§ Problem statement
List all the lines in these records that hold "type".

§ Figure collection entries
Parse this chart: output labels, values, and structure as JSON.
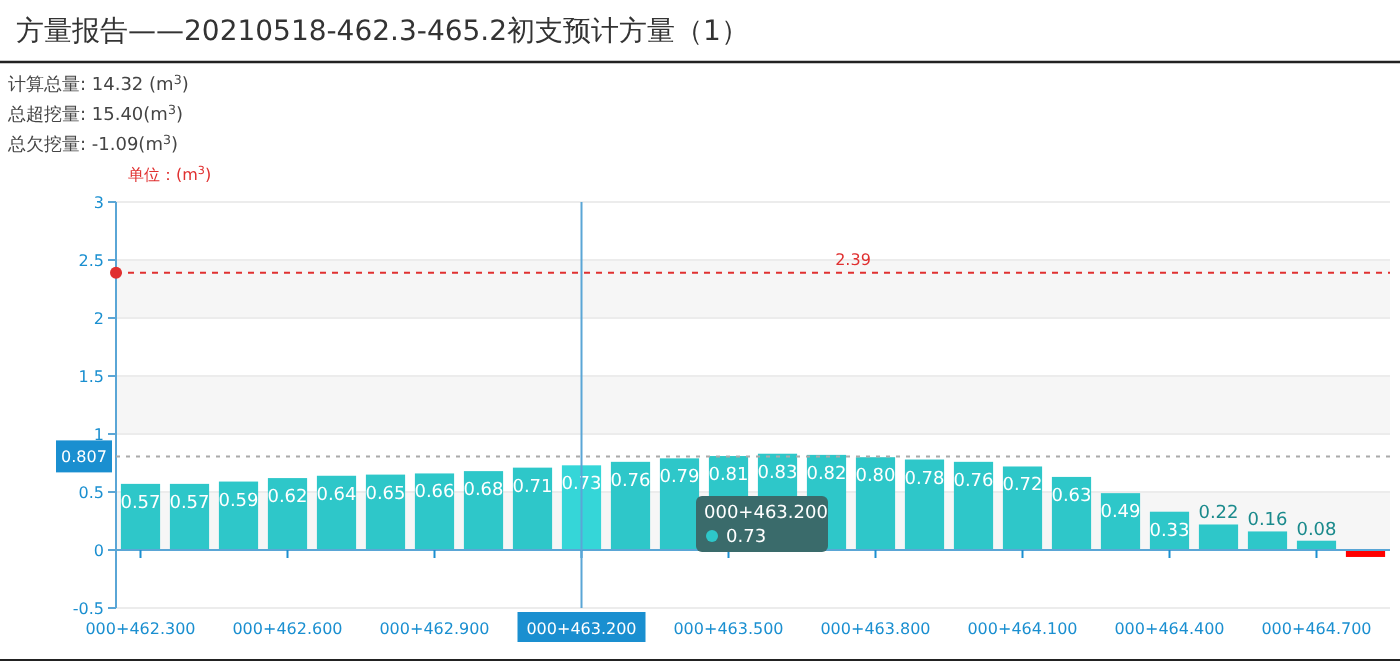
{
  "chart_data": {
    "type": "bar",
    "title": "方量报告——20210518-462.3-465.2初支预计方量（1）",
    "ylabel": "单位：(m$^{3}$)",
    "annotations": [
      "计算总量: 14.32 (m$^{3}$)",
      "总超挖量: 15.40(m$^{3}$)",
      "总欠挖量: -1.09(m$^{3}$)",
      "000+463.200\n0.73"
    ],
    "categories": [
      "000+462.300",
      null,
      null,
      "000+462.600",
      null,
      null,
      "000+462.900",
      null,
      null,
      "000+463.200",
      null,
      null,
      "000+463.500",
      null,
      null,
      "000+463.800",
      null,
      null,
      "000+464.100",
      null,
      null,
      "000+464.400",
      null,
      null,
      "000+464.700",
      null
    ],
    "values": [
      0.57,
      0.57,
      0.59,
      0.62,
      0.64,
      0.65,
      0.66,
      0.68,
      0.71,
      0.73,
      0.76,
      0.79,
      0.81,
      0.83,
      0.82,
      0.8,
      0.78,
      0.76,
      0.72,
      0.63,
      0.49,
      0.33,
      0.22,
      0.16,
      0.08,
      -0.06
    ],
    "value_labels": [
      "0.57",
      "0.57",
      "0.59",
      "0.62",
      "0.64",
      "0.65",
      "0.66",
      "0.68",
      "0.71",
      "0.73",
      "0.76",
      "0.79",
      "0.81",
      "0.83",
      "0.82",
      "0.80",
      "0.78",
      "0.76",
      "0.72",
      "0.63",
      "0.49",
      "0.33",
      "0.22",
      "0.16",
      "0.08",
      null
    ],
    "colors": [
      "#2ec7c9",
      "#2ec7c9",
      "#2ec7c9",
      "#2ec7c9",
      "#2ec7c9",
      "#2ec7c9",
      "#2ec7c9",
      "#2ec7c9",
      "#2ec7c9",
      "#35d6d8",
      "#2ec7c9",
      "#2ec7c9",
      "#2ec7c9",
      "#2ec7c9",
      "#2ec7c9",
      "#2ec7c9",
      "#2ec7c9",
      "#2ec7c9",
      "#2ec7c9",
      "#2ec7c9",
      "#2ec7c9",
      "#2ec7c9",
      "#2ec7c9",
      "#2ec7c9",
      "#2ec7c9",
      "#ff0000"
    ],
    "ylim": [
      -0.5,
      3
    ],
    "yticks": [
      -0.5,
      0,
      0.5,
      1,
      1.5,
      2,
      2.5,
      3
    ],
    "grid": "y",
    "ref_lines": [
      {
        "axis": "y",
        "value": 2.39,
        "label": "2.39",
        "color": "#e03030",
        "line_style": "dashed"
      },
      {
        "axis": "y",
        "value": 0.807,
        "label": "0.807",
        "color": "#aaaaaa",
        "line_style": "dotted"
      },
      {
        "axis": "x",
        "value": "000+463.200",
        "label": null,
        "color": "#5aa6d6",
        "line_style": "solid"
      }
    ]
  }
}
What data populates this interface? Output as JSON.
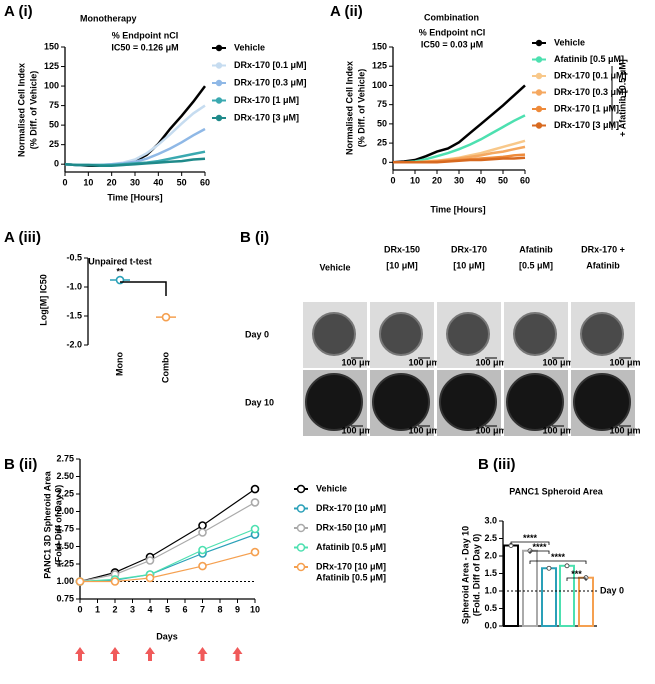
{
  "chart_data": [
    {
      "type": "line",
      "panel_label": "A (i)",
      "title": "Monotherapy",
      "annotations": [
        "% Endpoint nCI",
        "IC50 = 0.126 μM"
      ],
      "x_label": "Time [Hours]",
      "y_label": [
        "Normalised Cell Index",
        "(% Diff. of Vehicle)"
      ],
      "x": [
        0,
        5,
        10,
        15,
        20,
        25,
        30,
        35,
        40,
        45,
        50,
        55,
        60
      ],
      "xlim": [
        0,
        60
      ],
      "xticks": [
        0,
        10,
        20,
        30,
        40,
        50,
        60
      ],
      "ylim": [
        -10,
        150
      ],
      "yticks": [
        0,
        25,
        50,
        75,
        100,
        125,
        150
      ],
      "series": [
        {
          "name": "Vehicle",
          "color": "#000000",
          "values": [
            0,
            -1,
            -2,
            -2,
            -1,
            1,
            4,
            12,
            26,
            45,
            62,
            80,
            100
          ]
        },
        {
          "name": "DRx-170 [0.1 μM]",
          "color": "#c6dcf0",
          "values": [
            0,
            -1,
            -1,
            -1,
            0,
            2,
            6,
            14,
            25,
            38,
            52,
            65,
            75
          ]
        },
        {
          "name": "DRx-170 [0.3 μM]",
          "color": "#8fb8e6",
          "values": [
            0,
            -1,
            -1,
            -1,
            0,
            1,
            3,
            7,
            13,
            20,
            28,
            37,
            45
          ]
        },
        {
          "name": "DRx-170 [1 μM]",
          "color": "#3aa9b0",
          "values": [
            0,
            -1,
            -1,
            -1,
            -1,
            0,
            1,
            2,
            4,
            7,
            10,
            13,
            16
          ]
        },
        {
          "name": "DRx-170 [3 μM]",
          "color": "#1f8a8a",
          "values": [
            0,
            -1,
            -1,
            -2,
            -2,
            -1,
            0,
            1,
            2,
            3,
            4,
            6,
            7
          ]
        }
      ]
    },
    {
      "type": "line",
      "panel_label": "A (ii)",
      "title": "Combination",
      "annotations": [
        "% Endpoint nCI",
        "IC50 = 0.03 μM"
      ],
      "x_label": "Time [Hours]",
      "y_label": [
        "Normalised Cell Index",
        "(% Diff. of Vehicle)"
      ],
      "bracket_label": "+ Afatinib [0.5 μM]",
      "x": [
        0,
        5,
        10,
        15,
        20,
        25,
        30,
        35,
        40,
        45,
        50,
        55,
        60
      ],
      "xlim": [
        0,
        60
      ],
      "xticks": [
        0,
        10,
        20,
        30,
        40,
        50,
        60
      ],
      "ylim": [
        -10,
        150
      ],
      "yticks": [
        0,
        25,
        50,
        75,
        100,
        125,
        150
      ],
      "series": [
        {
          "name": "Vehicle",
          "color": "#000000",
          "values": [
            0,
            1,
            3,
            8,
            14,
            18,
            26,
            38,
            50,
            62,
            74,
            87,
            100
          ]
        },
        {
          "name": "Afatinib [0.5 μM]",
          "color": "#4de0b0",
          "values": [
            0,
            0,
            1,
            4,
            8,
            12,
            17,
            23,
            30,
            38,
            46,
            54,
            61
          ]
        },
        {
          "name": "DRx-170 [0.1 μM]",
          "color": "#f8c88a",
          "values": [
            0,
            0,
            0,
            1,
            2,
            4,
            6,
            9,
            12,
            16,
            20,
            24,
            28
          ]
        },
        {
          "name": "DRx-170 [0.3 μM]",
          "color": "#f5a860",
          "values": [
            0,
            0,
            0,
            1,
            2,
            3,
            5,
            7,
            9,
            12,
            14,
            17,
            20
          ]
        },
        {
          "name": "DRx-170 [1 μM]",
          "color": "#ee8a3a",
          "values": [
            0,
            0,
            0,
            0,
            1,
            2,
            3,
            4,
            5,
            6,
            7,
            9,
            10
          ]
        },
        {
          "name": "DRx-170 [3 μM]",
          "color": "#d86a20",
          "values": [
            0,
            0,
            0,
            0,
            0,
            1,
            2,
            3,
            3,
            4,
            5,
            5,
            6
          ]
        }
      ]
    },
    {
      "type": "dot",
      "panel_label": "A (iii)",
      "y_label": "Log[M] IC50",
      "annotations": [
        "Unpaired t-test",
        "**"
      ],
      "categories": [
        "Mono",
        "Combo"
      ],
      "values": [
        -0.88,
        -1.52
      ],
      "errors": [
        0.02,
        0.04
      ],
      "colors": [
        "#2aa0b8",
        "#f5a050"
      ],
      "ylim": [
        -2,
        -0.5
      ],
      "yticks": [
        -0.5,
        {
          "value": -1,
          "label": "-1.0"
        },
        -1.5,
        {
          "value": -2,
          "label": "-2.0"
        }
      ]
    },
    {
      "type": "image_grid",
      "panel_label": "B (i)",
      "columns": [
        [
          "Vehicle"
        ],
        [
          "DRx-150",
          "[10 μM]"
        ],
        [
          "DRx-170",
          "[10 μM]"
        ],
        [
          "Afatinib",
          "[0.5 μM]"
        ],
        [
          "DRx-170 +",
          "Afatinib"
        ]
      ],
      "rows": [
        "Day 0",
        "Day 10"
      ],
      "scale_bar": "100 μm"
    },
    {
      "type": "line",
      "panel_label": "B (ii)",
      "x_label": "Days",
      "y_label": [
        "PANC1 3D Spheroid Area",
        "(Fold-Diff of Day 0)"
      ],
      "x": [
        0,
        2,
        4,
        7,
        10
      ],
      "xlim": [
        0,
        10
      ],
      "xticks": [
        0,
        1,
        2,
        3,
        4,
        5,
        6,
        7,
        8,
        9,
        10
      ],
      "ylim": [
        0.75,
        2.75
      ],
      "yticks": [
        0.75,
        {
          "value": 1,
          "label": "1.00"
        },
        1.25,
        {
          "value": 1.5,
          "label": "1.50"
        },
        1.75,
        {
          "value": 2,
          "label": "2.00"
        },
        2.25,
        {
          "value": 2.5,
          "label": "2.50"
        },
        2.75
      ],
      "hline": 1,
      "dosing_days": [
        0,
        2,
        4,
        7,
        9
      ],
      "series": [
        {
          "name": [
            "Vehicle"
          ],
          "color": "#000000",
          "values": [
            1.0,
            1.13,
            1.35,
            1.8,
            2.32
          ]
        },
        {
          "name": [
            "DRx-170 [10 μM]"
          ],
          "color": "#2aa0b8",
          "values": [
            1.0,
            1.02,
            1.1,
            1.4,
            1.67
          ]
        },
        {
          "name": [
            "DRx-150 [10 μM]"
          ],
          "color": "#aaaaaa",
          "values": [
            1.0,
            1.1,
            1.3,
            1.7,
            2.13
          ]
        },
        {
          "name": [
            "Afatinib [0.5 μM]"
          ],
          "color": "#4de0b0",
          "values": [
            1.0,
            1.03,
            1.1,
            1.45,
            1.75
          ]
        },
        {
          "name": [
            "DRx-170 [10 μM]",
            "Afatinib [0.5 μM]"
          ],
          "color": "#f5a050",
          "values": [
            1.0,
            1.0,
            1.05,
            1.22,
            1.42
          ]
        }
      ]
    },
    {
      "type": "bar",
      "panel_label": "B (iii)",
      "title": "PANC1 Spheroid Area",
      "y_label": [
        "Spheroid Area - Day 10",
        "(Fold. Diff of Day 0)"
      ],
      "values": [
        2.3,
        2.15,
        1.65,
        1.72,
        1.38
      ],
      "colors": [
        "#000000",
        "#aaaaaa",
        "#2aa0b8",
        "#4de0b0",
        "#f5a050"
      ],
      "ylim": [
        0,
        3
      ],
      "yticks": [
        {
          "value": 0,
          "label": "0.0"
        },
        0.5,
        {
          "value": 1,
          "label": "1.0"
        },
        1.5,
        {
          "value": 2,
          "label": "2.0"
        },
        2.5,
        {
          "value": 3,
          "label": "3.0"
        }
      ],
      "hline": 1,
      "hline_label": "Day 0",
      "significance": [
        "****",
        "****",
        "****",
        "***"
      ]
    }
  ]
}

§ Answer to this problem
    "type": "bar",
      "type": "line",
      "type": "line",
      "type": "dot",
      "type": "image_grid",
      "type": "line",
      "type": "bar",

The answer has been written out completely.